#### [DIRECTIVE]
Please rewrite the data below, swapping "hot-city-chip" for "popular-city-chip" everywhere and leaving everything else as it is.
★ ★ ★
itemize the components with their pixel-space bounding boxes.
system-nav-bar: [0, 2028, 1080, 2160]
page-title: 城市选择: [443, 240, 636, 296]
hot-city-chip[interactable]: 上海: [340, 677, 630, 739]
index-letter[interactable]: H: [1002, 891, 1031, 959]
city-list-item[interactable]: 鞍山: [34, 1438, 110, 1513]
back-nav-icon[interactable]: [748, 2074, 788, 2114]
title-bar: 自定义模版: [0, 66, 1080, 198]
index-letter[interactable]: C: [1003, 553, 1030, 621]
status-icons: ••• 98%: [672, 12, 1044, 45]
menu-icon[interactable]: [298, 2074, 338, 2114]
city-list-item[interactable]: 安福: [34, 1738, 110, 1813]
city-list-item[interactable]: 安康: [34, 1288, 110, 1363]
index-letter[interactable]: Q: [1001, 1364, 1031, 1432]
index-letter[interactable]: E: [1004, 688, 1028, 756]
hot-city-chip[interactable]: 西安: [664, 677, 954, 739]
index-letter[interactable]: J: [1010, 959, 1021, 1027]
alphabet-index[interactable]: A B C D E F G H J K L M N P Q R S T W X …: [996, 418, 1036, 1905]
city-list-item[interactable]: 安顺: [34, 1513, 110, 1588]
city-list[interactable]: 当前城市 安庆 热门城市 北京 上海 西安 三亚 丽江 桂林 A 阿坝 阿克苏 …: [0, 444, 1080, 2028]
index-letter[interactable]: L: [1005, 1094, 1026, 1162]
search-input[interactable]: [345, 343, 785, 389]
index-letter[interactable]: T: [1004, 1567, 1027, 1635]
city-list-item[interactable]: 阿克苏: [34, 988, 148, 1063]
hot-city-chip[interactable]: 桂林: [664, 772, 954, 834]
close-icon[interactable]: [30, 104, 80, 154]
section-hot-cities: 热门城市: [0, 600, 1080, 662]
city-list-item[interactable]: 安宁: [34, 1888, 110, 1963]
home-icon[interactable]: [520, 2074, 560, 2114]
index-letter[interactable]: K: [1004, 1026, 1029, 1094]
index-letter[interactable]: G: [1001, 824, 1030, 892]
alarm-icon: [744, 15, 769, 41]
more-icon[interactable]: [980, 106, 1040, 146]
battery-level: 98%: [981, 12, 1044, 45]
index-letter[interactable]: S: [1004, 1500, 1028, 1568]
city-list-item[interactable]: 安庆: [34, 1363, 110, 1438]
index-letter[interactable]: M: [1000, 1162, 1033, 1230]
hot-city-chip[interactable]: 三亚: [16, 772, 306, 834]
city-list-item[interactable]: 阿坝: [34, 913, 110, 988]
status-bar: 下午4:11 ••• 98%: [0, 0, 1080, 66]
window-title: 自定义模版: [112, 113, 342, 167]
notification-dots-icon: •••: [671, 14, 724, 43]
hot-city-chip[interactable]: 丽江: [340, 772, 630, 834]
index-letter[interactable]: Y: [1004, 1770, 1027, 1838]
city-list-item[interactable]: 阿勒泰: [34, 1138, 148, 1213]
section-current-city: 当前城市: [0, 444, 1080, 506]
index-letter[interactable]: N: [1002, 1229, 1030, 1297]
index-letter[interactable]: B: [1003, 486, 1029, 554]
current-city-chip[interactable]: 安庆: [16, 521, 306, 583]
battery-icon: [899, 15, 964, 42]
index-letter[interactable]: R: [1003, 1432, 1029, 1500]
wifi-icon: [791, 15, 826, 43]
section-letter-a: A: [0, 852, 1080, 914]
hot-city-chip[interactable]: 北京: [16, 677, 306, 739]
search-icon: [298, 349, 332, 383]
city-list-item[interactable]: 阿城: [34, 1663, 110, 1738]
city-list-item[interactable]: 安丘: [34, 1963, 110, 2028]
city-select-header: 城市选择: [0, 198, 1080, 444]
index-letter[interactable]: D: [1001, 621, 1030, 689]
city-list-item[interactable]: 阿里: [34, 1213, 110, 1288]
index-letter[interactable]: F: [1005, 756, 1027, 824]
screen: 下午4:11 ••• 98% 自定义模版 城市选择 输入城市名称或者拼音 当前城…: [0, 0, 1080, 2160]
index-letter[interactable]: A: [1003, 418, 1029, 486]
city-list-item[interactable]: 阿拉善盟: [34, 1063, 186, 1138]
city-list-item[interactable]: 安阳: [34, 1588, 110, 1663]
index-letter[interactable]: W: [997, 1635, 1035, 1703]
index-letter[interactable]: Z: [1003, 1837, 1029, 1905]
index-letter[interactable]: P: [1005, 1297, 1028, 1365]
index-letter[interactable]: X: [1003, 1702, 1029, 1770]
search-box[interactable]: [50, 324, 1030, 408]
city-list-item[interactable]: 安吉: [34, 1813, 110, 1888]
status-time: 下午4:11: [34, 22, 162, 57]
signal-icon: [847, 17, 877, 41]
★ ★ ★
#### [ANSWER TO THE TASK]
itemize the components with their pixel-space bounding boxes.
system-nav-bar: [0, 2028, 1080, 2160]
page-title: 城市选择: [443, 240, 636, 296]
popular-city-chip[interactable]: 上海: [340, 677, 630, 739]
index-letter[interactable]: H: [1002, 891, 1031, 959]
city-list-item[interactable]: 鞍山: [34, 1438, 110, 1513]
back-nav-icon[interactable]: [748, 2074, 788, 2114]
title-bar: 自定义模版: [0, 66, 1080, 198]
index-letter[interactable]: C: [1003, 553, 1030, 621]
status-icons: ••• 98%: [672, 12, 1044, 45]
menu-icon[interactable]: [298, 2074, 338, 2114]
city-list-item[interactable]: 安福: [34, 1738, 110, 1813]
city-list-item[interactable]: 安康: [34, 1288, 110, 1363]
index-letter[interactable]: Q: [1001, 1364, 1031, 1432]
index-letter[interactable]: E: [1004, 688, 1028, 756]
popular-city-chip[interactable]: 西安: [664, 677, 954, 739]
index-letter[interactable]: J: [1010, 959, 1021, 1027]
alphabet-index[interactable]: A B C D E F G H J K L M N P Q R S T W X …: [996, 418, 1036, 1905]
city-list-item[interactable]: 安顺: [34, 1513, 110, 1588]
city-list[interactable]: 当前城市 安庆 热门城市 北京 上海 西安 三亚 丽江 桂林 A 阿坝 阿克苏 …: [0, 444, 1080, 2028]
index-letter[interactable]: L: [1005, 1094, 1026, 1162]
search-input[interactable]: [345, 343, 785, 389]
index-letter[interactable]: T: [1004, 1567, 1027, 1635]
city-list-item[interactable]: 阿克苏: [34, 988, 148, 1063]
popular-city-chip[interactable]: 桂林: [664, 772, 954, 834]
close-icon[interactable]: [30, 104, 80, 154]
section-hot-cities: 热门城市: [0, 600, 1080, 662]
city-list-item[interactable]: 安宁: [34, 1888, 110, 1963]
home-icon[interactable]: [520, 2074, 560, 2114]
index-letter[interactable]: K: [1004, 1026, 1029, 1094]
index-letter[interactable]: G: [1001, 824, 1030, 892]
alarm-icon: [744, 15, 769, 41]
more-icon[interactable]: [980, 106, 1040, 146]
battery-level: 98%: [981, 12, 1044, 45]
index-letter[interactable]: S: [1004, 1500, 1028, 1568]
city-list-item[interactable]: 安庆: [34, 1363, 110, 1438]
index-letter[interactable]: M: [1000, 1162, 1033, 1230]
popular-city-chip[interactable]: 三亚: [16, 772, 306, 834]
city-list-item[interactable]: 阿坝: [34, 913, 110, 988]
status-bar: 下午4:11 ••• 98%: [0, 0, 1080, 66]
window-title: 自定义模版: [112, 113, 342, 167]
notification-dots-icon: •••: [671, 14, 724, 43]
popular-city-chip[interactable]: 丽江: [340, 772, 630, 834]
index-letter[interactable]: Y: [1004, 1770, 1027, 1838]
city-list-item[interactable]: 阿勒泰: [34, 1138, 148, 1213]
section-current-city: 当前城市: [0, 444, 1080, 506]
index-letter[interactable]: N: [1002, 1229, 1030, 1297]
index-letter[interactable]: B: [1003, 486, 1029, 554]
current-city-chip[interactable]: 安庆: [16, 521, 306, 583]
battery-icon: [899, 15, 964, 42]
index-letter[interactable]: R: [1003, 1432, 1029, 1500]
wifi-icon: [791, 15, 826, 43]
section-letter-a: A: [0, 852, 1080, 914]
popular-city-chip[interactable]: 北京: [16, 677, 306, 739]
search-icon: [298, 349, 332, 383]
city-list-item[interactable]: 阿城: [34, 1663, 110, 1738]
city-list-item[interactable]: 安丘: [34, 1963, 110, 2028]
city-select-header: 城市选择: [0, 198, 1080, 444]
index-letter[interactable]: D: [1001, 621, 1030, 689]
city-list-item[interactable]: 阿里: [34, 1213, 110, 1288]
index-letter[interactable]: F: [1005, 756, 1027, 824]
screen: 下午4:11 ••• 98% 自定义模版 城市选择 输入城市名称或者拼音 当前城…: [0, 0, 1080, 2160]
index-letter[interactable]: A: [1003, 418, 1029, 486]
city-list-item[interactable]: 阿拉善盟: [34, 1063, 186, 1138]
city-list-item[interactable]: 安阳: [34, 1588, 110, 1663]
index-letter[interactable]: W: [997, 1635, 1035, 1703]
index-letter[interactable]: Z: [1003, 1837, 1029, 1905]
index-letter[interactable]: P: [1005, 1297, 1028, 1365]
index-letter[interactable]: X: [1003, 1702, 1029, 1770]
search-box[interactable]: [50, 324, 1030, 408]
city-list-item[interactable]: 安吉: [34, 1813, 110, 1888]
status-time: 下午4:11: [34, 22, 162, 57]
signal-icon: [847, 17, 877, 41]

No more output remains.